Keep only the lines where "legend" appears.

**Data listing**
-*-*-
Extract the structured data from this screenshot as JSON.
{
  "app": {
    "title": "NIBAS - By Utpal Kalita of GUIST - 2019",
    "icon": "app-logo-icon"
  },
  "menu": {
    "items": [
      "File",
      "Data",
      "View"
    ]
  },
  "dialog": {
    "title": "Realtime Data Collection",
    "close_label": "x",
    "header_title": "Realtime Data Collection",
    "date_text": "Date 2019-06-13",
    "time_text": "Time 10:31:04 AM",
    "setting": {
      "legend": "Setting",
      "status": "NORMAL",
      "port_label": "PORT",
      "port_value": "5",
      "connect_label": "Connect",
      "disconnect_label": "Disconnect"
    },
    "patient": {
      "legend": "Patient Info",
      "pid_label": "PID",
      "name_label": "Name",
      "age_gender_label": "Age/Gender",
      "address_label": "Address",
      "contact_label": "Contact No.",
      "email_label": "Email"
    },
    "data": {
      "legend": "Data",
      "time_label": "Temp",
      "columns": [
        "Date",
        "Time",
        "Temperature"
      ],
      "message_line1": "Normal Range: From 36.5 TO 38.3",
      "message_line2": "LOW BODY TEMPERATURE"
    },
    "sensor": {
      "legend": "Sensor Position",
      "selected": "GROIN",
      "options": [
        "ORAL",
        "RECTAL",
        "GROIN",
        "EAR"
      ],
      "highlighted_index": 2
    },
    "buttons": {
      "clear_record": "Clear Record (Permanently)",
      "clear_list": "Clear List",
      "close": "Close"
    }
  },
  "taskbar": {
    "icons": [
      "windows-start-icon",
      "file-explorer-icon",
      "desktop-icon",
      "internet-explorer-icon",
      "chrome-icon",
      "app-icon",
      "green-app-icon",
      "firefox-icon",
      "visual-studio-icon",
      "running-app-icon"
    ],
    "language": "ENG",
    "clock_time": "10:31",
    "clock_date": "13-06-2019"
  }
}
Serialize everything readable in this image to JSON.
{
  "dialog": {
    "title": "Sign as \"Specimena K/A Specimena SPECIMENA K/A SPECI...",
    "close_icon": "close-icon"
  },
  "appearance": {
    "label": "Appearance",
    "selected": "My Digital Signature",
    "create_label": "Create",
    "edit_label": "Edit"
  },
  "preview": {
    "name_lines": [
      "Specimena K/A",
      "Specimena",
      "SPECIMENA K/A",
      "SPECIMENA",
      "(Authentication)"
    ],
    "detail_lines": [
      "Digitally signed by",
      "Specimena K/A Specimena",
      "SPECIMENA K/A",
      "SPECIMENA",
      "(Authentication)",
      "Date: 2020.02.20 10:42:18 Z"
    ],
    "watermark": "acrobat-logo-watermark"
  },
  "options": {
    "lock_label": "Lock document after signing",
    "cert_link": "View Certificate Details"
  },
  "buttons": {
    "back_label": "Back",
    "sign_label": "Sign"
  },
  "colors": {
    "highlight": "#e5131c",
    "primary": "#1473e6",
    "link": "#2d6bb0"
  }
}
-*-*-
**Reply**
      "legend": "Setting",
      "legend": "Patient Info",
      "legend": "Data",
      "legend": "Sensor Position",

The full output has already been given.